### Requirement
Gather all lines in the entries below that include the word "Performed".

### Entries
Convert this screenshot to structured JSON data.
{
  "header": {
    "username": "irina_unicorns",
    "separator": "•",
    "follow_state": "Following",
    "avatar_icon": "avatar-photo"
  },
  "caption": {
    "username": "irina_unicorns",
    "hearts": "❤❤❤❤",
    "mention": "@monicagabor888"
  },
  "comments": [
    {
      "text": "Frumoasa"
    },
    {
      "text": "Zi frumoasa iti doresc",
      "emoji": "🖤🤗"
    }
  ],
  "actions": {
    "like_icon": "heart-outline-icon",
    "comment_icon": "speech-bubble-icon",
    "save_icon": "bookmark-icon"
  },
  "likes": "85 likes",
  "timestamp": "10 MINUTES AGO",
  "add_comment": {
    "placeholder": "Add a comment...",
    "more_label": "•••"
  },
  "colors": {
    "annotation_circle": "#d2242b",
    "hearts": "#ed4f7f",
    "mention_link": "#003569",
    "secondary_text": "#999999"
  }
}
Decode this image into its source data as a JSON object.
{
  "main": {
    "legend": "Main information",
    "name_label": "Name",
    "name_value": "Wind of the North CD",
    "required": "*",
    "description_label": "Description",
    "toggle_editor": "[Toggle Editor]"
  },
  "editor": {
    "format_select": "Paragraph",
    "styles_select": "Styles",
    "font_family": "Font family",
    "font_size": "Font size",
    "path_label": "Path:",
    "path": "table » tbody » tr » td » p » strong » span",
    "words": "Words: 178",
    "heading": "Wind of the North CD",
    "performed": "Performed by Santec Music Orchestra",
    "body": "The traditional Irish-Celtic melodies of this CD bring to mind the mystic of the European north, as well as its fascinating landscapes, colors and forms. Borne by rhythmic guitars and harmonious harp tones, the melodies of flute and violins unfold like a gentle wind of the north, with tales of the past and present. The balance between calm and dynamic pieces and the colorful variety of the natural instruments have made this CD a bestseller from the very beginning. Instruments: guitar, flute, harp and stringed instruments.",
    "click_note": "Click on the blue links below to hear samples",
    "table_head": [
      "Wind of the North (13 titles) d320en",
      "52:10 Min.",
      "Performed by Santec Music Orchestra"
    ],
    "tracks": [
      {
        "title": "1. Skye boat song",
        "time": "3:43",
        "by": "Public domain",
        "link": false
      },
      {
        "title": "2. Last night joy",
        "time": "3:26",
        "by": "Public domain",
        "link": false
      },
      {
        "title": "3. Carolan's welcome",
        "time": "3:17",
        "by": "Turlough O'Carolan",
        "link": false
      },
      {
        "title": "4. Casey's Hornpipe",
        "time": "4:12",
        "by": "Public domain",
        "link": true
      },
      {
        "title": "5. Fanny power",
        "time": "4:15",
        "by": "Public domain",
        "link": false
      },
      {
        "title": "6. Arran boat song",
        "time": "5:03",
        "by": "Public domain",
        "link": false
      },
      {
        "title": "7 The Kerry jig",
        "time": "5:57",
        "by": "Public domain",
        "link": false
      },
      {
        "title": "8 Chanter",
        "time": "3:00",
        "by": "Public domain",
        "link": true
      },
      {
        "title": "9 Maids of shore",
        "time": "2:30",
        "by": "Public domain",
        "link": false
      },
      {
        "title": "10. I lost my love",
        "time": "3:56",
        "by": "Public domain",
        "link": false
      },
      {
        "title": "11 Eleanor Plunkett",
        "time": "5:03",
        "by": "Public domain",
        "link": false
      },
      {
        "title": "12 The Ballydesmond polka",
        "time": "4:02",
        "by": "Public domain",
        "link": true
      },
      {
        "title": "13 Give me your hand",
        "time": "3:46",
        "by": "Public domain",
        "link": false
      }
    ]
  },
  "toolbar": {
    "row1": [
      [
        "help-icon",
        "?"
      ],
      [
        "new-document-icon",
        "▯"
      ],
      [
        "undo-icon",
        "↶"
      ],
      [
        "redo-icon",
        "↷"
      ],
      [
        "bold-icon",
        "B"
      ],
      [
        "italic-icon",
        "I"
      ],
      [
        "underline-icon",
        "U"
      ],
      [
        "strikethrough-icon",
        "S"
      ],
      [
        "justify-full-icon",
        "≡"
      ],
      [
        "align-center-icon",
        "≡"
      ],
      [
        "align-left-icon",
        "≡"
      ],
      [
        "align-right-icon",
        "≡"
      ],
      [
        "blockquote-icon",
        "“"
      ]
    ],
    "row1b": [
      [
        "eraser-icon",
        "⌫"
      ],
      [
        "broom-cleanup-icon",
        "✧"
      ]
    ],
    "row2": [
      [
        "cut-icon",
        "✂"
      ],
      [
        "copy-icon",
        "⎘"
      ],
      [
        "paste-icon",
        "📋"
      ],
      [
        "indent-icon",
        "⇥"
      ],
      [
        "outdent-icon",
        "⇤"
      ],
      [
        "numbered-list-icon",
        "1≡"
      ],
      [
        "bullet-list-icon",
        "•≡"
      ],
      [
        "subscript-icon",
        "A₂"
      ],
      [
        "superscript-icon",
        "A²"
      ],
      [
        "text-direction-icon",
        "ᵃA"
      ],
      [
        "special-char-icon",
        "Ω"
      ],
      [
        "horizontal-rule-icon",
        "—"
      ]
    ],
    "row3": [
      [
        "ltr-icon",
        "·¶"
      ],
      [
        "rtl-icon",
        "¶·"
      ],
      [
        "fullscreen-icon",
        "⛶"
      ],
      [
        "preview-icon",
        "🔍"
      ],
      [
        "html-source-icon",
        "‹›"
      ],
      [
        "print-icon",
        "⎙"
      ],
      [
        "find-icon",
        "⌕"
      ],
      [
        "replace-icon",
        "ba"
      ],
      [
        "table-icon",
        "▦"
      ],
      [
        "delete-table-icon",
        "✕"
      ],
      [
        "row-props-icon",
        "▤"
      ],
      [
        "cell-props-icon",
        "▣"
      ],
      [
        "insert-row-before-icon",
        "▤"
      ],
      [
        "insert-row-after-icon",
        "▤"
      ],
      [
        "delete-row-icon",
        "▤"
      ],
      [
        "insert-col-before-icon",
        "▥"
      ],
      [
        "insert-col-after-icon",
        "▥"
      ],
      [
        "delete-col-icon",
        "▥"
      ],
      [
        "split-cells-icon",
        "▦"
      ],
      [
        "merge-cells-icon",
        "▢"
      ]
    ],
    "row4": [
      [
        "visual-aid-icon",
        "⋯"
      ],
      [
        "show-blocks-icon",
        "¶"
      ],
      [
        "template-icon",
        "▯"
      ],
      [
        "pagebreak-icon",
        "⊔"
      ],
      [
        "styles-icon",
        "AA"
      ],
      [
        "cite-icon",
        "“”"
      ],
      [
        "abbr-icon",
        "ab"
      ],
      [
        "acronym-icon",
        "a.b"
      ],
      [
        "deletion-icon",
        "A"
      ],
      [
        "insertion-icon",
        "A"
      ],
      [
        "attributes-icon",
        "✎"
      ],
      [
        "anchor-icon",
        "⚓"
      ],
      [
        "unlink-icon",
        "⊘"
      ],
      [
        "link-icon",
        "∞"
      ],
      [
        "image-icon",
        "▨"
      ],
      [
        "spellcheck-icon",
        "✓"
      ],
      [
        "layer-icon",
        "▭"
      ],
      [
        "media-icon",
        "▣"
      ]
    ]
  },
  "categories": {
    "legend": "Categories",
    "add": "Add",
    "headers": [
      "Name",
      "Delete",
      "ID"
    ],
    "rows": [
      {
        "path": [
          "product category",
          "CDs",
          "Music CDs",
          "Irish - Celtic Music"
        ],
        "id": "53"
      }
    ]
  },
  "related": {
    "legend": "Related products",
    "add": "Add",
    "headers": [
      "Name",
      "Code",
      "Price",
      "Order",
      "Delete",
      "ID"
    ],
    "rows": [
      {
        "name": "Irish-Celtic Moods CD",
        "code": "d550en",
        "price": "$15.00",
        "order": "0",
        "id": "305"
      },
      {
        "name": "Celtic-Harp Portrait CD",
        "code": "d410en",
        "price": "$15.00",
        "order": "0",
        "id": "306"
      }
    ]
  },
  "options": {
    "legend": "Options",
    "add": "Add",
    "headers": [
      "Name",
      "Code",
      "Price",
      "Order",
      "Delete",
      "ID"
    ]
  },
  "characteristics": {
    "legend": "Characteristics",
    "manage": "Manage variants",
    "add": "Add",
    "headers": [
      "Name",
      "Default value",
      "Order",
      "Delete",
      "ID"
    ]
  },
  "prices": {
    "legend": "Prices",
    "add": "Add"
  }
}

### Worked solution
    "performed": "Performed by Santec Music Orchestra",
      "Performed by Santec Music Orchestra"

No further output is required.